* **What to work on**
Render every line of the data below as a JSON list of strings, one string per line, skipping blank lines. Leave the pictures out of the list.

(Element boundary data)
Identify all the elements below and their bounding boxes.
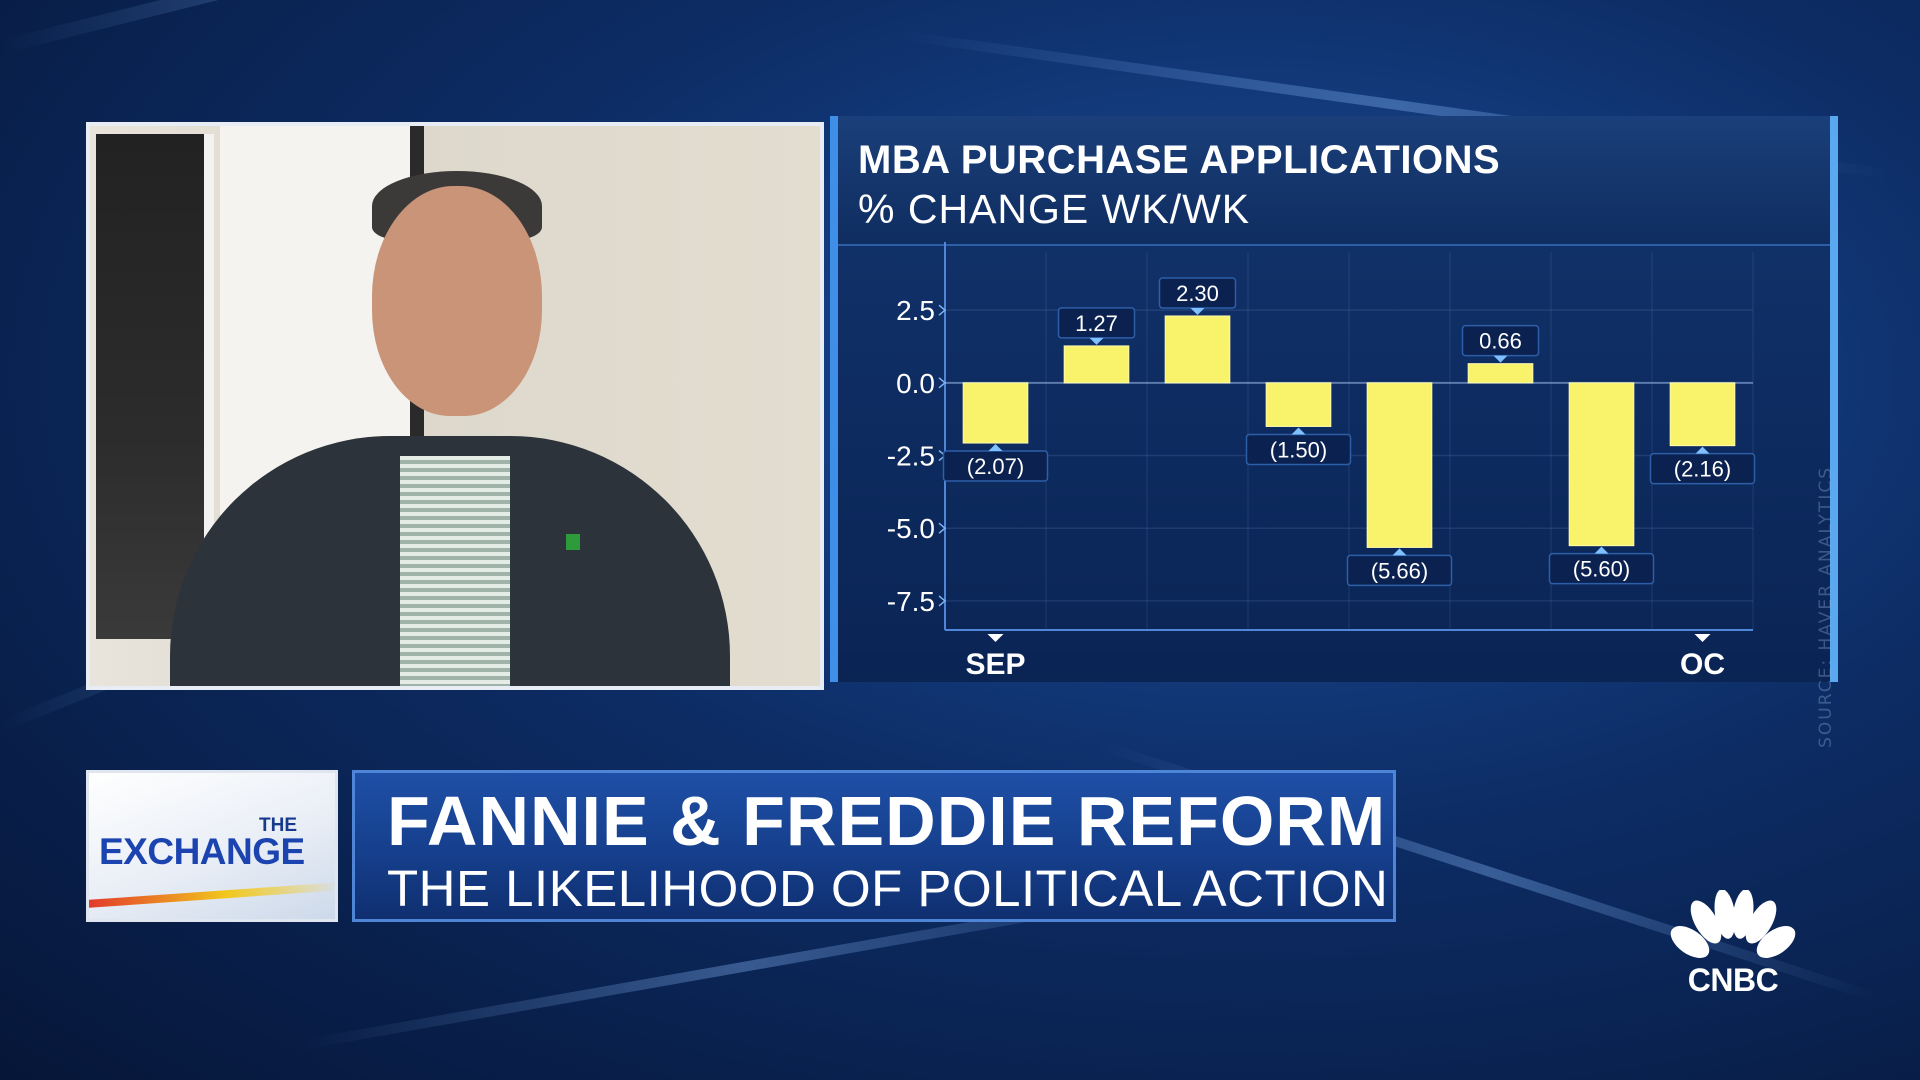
y-tick-label: 2.5 <box>896 295 935 326</box>
bar <box>1265 382 1332 427</box>
x-tick-label: SEP <box>965 648 1025 681</box>
x-tick-marker <box>987 634 1004 642</box>
background-streak <box>0 0 877 54</box>
data-label: (2.16) <box>1674 457 1731 482</box>
show-logo-the: THE <box>259 815 297 836</box>
network-name: CNBC <box>1687 962 1779 998</box>
data-label-pointer <box>1089 337 1104 345</box>
bar-chart: 2.5 0.0 -2.5 -5.0 -7.5 (2.07) 1.27 2.30 (1.50) (5… <box>887 242 1756 681</box>
data-label-pointer <box>1190 307 1205 315</box>
peacock-icon <box>1670 889 1796 958</box>
guest-face <box>372 186 542 416</box>
guest-shirt <box>400 456 510 686</box>
lower-third-banner: FANNIE & FREDDIE REFORM THE LIKELIHOOD O… <box>352 770 1396 922</box>
y-tick-marker <box>938 304 947 316</box>
show-logo-stripe <box>89 882 335 908</box>
guest-video <box>86 122 824 690</box>
show-logo: THE EXCHANGE <box>86 770 338 922</box>
data-label: 1.27 <box>1075 311 1118 336</box>
data-label: (5.60) <box>1573 557 1630 582</box>
data-label-pointer <box>988 444 1003 452</box>
data-label: 0.66 <box>1479 329 1522 354</box>
bar <box>962 382 1029 444</box>
data-label-pointer <box>1594 546 1609 554</box>
y-tick-label: -7.5 <box>887 586 935 617</box>
bar <box>1669 382 1736 447</box>
chart-title: MBA PURCHASE APPLICATIONS <box>858 138 1501 182</box>
y-tick-label: 0.0 <box>896 368 935 399</box>
y-tick-marker <box>938 377 947 389</box>
data-label-pointer <box>1695 446 1710 454</box>
chart-source: SOURCE: HAVER ANALYTICS <box>1816 466 1836 748</box>
chart-subtitle: % CHANGE WK/WK <box>858 186 1251 232</box>
bar <box>1063 345 1130 384</box>
show-logo-name: EXCHANGE <box>99 831 305 872</box>
data-label-pointer <box>1291 427 1306 435</box>
y-tick-marker <box>938 522 947 534</box>
data-label-pointer <box>1392 548 1407 556</box>
network-logo: CNBC <box>1668 889 1798 1000</box>
lapel-pin <box>566 534 580 550</box>
headline: FANNIE & FREDDIE REFORM <box>387 782 1387 860</box>
data-label: (5.66) <box>1371 558 1428 583</box>
x-tick-marker <box>1694 634 1711 642</box>
wall-artwork <box>96 134 214 639</box>
y-tick-label: -5.0 <box>887 513 935 544</box>
subheadline: THE LIKELIHOOD OF POLITICAL ACTION <box>387 860 1389 917</box>
y-tick-label: -2.5 <box>887 441 935 472</box>
x-tick-label: OC <box>1680 648 1725 681</box>
bar <box>1568 382 1635 547</box>
data-label: 2.30 <box>1176 281 1219 306</box>
chart-panel: MBA PURCHASE APPLICATIONS % CHANGE WK/WK… <box>830 116 1838 748</box>
bar <box>1366 382 1433 548</box>
data-label: (1.50) <box>1270 437 1327 462</box>
y-tick-marker <box>938 595 947 607</box>
bar <box>1467 363 1534 384</box>
chart-header: MBA PURCHASE APPLICATIONS % CHANGE WK/WK <box>838 116 1830 246</box>
data-label-pointer <box>1493 355 1508 363</box>
bar <box>1164 315 1231 384</box>
data-label: (2.07) <box>967 454 1024 479</box>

* **Answer below**
[
  "Identify all the elements below and their bounding boxes.",
  "y-tick-label: 2.5 <box>896 295 935 326</box>",
  "bar <box>1265 382 1332 427</box>",
  "x-tick-label: SEP <box>965 648 1025 681</box>",
  "x-tick-marker <box>987 634 1004 642</box>",
  "background-streak <box>0 0 877 54</box>",
  "data-label: (2.16) <box>1674 457 1731 482</box>",
  "show-logo-the: THE <box>259 815 297 836</box>",
  "network-name: CNBC <box>1687 962 1779 998</box>",
  "data-label-pointer <box>1089 337 1104 345</box>",
  "bar-chart: 2.5 0.0 -2.5 -5.0 -7.5 (2.07) 1.27 2.30 (1.50) (5… <box>887 242 1756 681</box>",
  "data-label-pointer <box>1190 307 1205 315</box>",
  "peacock-icon <box>1670 889 1796 958</box>",
  "guest-face <box>372 186 542 416</box>",
  "guest-shirt <box>400 456 510 686</box>",
  "lower-third-banner: FANNIE & FREDDIE REFORM THE LIKELIHOOD O… <box>352 770 1396 922</box>",
  "y-tick-marker <box>938 304 947 316</box>",
  "show-logo-stripe <box>89 882 335 908</box>",
  "guest-video <box>86 122 824 690</box>",
  "show-logo: THE EXCHANGE <box>86 770 338 922</box>",
  "data-label: 1.27 <box>1075 311 1118 336</box>",
  "data-label: (5.60) <box>1573 557 1630 582</box>",
  "data-label-pointer <box>988 444 1003 452</box>",
  "data-label: 0.66 <box>1479 329 1522 354</box>",
  "bar <box>962 382 1029 444</box>",
  "data-label-pointer <box>1594 546 1609 554</box>",
  "y-tick-label: -7.5 <box>887 586 935 617</box>",
  "bar <box>1669 382 1736 447</box>",
  "chart-title: MBA PURCHASE APPLICATIONS <box>858 138 1501 182</box>",
  "y-tick-label: 0.0 <box>896 368 935 399</box>",
  "y-tick-marker <box>938 377 947 389</box>",
  "data-label-pointer <box>1695 446 1710 454</box>",
  "chart-source: SOURCE: HAVER ANALYTICS <box>1816 466 1836 748</box>",
  "chart-subtitle: % CHANGE WK/WK <box>858 186 1251 232</box>",
  "bar <box>1063 345 1130 384</box>",
  "show-logo-name: EXCHANGE <box>99 831 305 872</box>",
  "data-label-pointer <box>1291 427 1306 435</box>",
  "y-tick-marker <box>938 522 947 534</box>",
  "data-label-pointer <box>1392 548 1407 556</box>",
  "network-logo: CNBC <box>1668 889 1798 1000</box>",
  "lapel-pin <box>566 534 580 550</box>",
  "headline: FANNIE & FREDDIE REFORM <box>387 782 1387 860</box>",
  "data-label: (5.66) <box>1371 558 1428 583</box>",
  "x-tick-marker <box>1694 634 1711 642</box>",
  "wall-artwork <box>96 134 214 639</box>",
  "y-tick-label: -5.0 <box>887 513 935 544</box>",
  "subheadline: THE LIKELIHOOD OF POLITICAL ACTION <box>387 860 1389 917</box>",
  "y-tick-label: -2.5 <box>887 441 935 472</box>",
  "x-tick-label: OC <box>1680 648 1725 681</box>",
  "bar <box>1568 382 1635 547</box>",
  "data-label: 2.30 <box>1176 281 1219 306</box>",
  "chart-panel: MBA PURCHASE APPLICATIONS % CHANGE WK/WK… <box>830 116 1838 748</box>",
  "bar <box>1366 382 1433 548</box>",
  "data-label: (1.50) <box>1270 437 1327 462</box>",
  "y-tick-marker <box>938 595 947 607</box>",
  "bar <box>1467 363 1534 384</box>",
  "chart-header: MBA PURCHASE APPLICATIONS % CHANGE WK/WK <box>838 116 1830 246</box>",
  "data-label-pointer <box>1493 355 1508 363</box>",
  "bar <box>1164 315 1231 384</box>",
  "data-label: (2.07) <box>967 454 1024 479</box>"
]